- Set exercise
Extract every line where the string "Hörer" appears.

- Given records
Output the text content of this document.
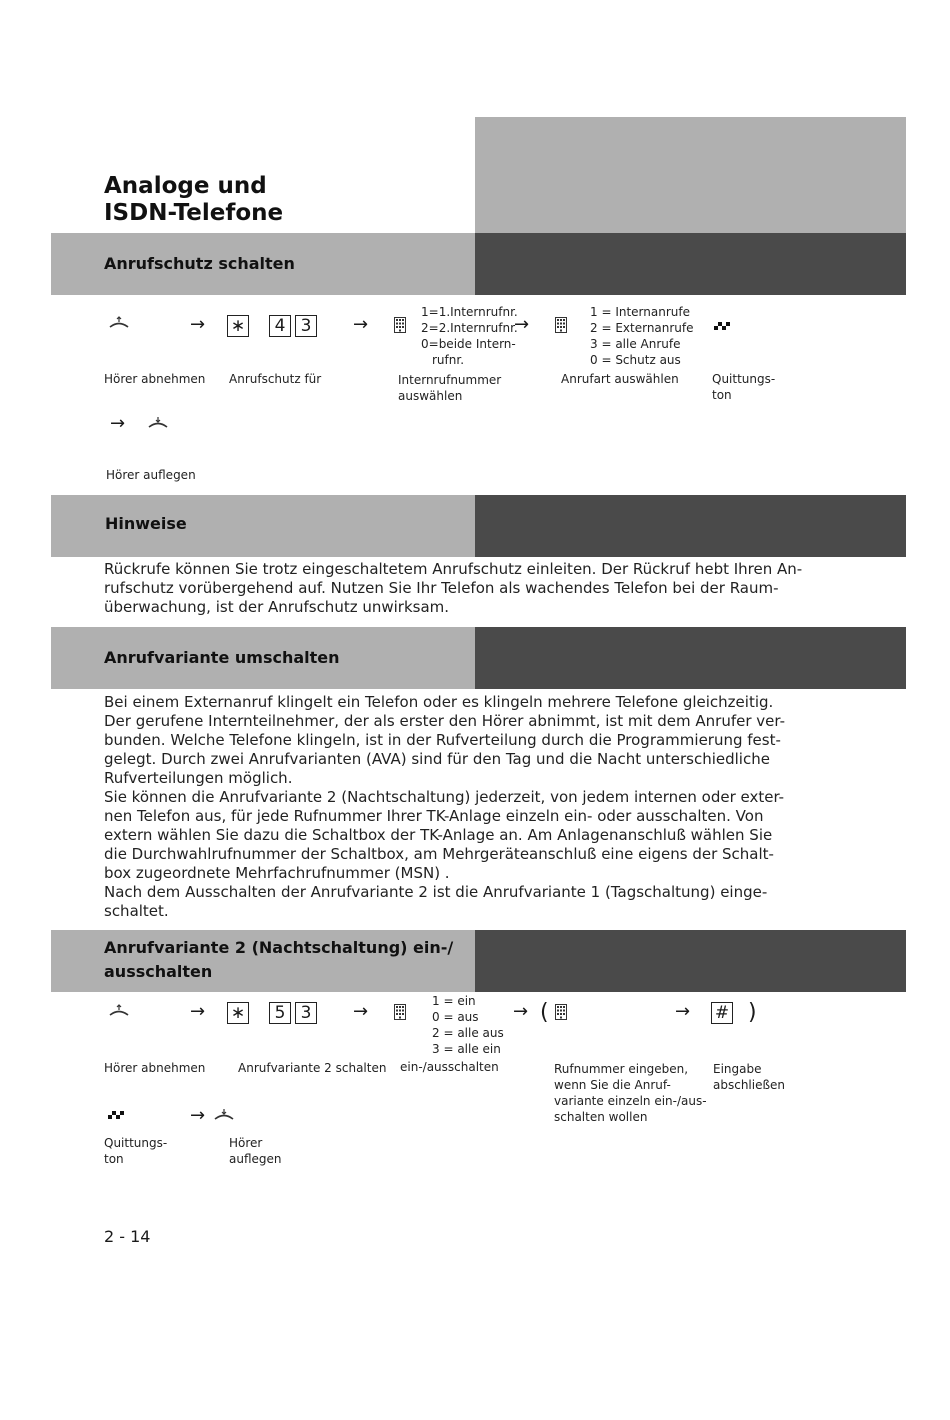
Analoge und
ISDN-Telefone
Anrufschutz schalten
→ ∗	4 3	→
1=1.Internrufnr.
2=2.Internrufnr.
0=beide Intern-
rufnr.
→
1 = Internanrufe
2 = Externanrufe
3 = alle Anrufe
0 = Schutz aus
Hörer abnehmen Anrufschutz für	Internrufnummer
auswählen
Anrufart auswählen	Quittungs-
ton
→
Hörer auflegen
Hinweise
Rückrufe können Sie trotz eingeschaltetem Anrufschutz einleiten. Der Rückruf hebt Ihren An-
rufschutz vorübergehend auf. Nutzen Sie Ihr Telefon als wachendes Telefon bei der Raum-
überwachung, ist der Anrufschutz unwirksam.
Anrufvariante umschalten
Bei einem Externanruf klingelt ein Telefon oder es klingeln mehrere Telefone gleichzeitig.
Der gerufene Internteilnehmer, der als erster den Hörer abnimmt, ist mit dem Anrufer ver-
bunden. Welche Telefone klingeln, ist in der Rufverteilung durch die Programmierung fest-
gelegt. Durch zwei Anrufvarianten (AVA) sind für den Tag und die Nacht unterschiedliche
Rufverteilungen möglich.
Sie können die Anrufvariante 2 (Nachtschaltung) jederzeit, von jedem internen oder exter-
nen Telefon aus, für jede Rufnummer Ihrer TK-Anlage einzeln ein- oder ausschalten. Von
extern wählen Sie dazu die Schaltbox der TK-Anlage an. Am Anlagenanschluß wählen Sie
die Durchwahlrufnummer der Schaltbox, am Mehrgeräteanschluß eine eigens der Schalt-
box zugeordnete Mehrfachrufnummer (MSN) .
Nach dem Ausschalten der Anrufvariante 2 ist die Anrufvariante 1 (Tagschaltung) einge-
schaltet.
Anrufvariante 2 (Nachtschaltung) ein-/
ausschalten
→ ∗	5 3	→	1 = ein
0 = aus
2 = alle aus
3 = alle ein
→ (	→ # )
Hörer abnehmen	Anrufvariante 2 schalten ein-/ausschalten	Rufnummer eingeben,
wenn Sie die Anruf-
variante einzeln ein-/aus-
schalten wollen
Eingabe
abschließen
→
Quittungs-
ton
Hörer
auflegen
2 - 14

...

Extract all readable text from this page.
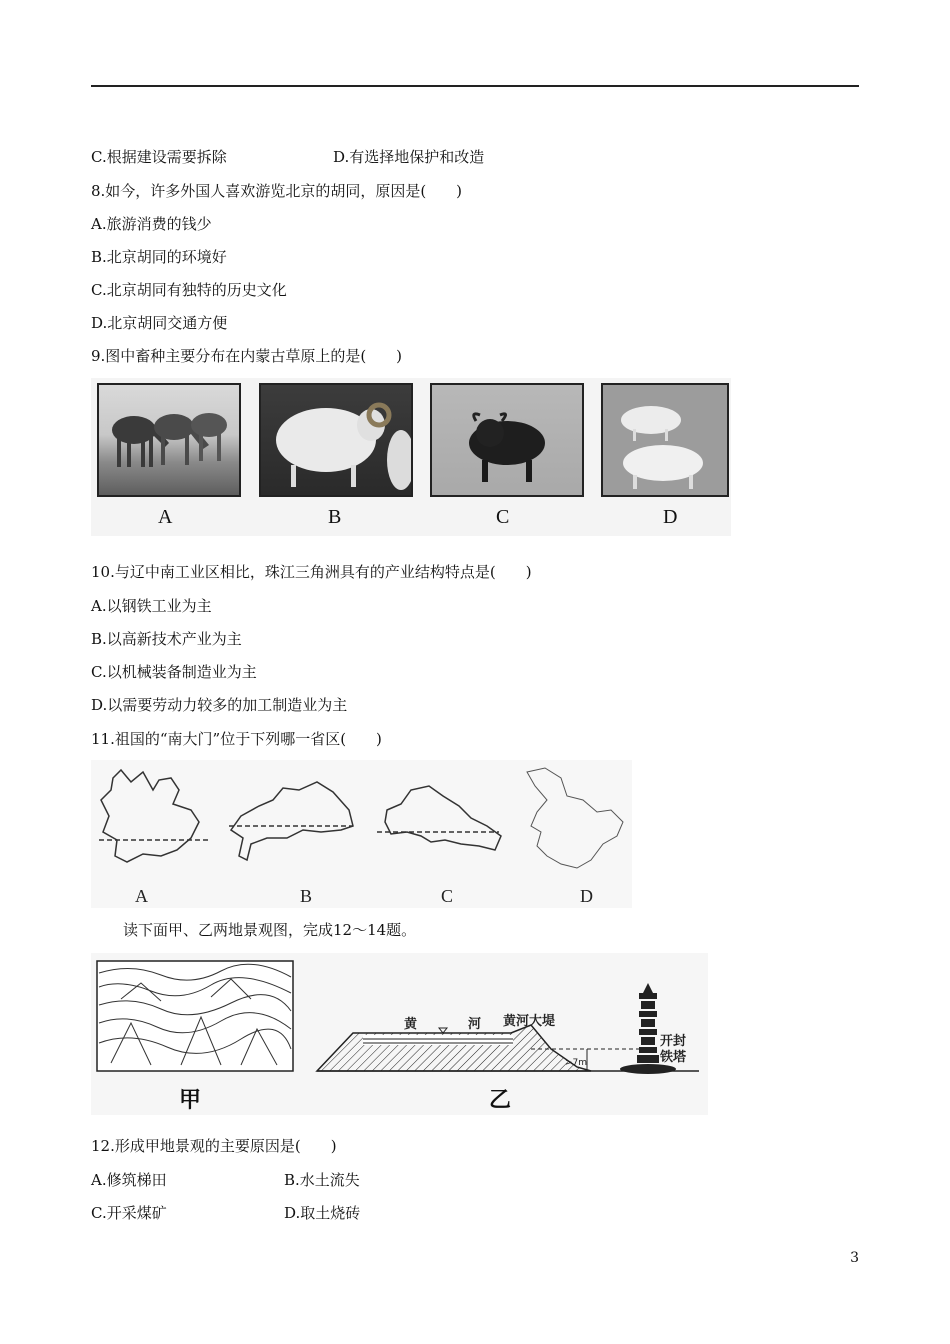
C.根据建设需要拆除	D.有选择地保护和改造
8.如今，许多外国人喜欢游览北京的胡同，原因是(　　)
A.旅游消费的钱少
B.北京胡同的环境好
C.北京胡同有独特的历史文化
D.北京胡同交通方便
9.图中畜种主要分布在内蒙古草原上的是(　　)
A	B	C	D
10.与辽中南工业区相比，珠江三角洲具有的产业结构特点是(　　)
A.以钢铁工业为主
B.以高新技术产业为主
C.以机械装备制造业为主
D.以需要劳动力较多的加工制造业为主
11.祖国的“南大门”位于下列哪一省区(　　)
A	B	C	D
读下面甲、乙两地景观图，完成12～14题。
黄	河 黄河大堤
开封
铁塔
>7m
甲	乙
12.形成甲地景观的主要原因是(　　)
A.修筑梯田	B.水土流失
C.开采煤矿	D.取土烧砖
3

- Finished task
Hörer abnehmen Anrufschutz für	Internrufnummer
Hörer auflegen
Der gerufene Internteilnehmer, der als erster den Hörer abnimmt, ist mit dem Anrufer ver-
Hörer abnehmen	Anrufvariante 2 schalten ein-/ausschalten	Rufnummer eingeben,
Hörer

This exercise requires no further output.